**Exercise objective:** In the call for papers below, can you give the passage again, beginning at the words "This Special Issue" and stopping after "reviews are welcome.", but swap "greenhouse" for "vertical farm"?

**Source extract:**
Special Issue Information

Dear Colleagues,

The mechanization of agricultural works has greatly contributed to the improvement of agricultural productivity and a reduction in production costs. Since the beginning of mechanization, various kinds of agricultural machinery related to soil preparation, sowing, harvesting, post-harvesting, etc., have been developed. In addition, customized agricultural machines that are suitable for the cultivation type and soil characteristics of each country and region have been developed. Agricultural machinery, unlike other industrial machinery, targets living organisms and operates on soil; hence, it should be designed in consideration of its interaction with soil. It is possible to optimally design agricultural machinery by understanding both the characteristics of the soil concerned and the characteristics of the mechanical system.

This Special Issue is a natural continuation of our previous Special Issue, “Soil Mechanical Systems and Related Farming Machinery“’, and will focus on research regarding soil–machine systems in agriculture, including design, analysis, experimentation, etc. In addition to soil-related research, agricultural machinery- and automation-related research is also of interest. This also includes off-road environments as well as greenhouse or smart farm applications. Both original research articles and comprehensive reviews are welcome.

**Provided records:**
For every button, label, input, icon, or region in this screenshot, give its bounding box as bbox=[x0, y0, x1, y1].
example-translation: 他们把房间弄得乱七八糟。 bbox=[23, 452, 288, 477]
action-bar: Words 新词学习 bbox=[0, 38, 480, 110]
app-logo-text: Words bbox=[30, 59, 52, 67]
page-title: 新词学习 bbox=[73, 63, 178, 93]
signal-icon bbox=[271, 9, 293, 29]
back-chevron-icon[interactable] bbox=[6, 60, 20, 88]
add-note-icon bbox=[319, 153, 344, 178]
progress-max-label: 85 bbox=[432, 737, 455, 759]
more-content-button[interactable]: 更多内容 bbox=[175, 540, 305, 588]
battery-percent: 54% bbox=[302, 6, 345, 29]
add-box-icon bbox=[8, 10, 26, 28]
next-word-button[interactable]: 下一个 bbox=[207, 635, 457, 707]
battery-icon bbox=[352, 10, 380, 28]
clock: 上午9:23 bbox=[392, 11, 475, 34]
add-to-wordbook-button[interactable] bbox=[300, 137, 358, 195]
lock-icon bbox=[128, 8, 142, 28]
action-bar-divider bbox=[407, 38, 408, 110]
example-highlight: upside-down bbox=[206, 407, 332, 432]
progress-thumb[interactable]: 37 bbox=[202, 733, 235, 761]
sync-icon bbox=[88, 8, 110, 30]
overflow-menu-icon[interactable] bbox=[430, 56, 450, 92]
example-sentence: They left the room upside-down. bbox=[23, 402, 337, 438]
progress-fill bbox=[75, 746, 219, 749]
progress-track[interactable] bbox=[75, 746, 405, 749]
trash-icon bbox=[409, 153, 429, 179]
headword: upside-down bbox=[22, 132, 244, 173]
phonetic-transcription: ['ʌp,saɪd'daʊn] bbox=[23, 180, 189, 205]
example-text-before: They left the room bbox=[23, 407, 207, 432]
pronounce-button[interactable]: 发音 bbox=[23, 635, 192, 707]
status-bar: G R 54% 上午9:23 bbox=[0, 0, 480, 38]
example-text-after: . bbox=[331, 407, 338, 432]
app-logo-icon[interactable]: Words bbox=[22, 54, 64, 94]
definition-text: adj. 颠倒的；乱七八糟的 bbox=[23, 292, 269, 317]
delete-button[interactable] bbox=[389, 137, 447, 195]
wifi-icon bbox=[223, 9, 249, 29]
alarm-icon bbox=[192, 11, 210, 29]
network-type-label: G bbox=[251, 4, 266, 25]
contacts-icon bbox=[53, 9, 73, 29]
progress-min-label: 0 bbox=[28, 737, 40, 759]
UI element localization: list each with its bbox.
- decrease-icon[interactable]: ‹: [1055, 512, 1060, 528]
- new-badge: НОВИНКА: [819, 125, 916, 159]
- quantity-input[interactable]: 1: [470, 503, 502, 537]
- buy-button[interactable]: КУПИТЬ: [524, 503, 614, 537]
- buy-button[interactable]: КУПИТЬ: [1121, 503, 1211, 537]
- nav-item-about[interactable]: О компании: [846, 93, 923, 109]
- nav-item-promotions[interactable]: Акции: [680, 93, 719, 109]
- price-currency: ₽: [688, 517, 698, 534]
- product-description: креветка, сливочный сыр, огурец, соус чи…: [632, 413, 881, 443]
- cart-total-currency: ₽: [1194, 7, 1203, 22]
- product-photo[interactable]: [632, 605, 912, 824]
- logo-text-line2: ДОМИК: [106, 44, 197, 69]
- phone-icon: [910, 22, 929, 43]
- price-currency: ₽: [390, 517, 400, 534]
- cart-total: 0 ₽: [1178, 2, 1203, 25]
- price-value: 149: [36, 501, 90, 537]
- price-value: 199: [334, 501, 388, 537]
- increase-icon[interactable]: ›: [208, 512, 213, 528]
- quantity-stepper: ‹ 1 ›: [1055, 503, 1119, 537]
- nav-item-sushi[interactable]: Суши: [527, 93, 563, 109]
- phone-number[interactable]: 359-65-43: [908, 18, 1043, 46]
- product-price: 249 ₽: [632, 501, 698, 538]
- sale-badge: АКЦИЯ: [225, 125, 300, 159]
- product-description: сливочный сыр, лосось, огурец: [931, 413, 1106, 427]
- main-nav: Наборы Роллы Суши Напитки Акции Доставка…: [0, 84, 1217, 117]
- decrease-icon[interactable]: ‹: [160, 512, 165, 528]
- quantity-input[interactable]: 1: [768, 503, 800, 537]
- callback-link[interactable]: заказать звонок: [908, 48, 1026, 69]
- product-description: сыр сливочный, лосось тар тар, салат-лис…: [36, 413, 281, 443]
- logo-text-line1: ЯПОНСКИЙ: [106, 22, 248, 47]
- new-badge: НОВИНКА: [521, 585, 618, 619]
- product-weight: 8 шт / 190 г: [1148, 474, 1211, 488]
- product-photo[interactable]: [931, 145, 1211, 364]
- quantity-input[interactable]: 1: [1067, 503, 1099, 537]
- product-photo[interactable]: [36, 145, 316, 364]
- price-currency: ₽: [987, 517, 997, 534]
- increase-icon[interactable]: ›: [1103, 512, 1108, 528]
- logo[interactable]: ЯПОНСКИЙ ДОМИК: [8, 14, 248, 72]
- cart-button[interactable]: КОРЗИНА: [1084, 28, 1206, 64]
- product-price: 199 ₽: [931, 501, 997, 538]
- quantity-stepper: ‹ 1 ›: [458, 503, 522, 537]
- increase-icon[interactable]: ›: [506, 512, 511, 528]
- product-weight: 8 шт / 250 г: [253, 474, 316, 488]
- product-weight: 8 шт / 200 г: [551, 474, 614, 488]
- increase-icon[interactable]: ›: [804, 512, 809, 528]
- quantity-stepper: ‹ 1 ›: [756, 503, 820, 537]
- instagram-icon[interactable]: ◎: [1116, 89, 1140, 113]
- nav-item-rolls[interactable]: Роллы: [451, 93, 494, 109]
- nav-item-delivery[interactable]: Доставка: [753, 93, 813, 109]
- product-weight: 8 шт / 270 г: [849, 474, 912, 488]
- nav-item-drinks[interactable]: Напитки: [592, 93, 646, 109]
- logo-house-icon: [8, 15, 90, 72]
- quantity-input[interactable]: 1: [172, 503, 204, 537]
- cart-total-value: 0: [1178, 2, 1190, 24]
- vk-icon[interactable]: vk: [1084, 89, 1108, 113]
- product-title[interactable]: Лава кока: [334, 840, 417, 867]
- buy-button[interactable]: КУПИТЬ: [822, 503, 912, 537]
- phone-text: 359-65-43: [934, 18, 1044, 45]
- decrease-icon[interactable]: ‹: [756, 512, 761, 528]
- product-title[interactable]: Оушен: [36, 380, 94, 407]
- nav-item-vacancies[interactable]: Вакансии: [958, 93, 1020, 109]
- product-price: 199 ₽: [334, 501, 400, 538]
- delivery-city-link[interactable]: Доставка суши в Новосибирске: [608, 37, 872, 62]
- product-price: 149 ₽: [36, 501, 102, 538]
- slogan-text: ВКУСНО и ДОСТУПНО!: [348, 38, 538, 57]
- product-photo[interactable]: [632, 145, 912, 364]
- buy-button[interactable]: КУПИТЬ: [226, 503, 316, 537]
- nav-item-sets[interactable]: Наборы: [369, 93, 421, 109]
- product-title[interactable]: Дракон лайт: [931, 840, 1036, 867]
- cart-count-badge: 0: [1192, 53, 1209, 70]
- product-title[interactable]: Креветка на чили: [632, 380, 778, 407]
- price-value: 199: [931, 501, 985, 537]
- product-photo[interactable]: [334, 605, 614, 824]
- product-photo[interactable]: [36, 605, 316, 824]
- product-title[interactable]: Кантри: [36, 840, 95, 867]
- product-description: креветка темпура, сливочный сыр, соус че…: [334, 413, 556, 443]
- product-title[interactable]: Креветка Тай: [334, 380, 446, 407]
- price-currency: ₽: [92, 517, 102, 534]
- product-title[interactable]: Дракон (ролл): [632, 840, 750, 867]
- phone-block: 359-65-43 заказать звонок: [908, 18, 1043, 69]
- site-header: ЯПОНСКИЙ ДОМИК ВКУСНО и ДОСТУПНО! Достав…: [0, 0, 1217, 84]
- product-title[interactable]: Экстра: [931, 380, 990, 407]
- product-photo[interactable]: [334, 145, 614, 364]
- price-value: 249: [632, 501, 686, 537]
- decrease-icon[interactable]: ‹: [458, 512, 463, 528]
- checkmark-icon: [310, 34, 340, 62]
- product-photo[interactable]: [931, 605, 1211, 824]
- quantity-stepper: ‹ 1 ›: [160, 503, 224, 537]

**Answer for the task:**
This Special Issue is a natural continuation of our previous Special Issue, “Soil Mechanical Systems and Related Farming Machinery“’, and will focus on research regarding soil–machine systems in agriculture, including design, analysis, experimentation, etc. In addition to soil-related research, agricultural machinery- and automation-related research is also of interest. This also includes off-road environments as well as vertical farm or smart farm applications. Both original research articles and comprehensive reviews are welcome.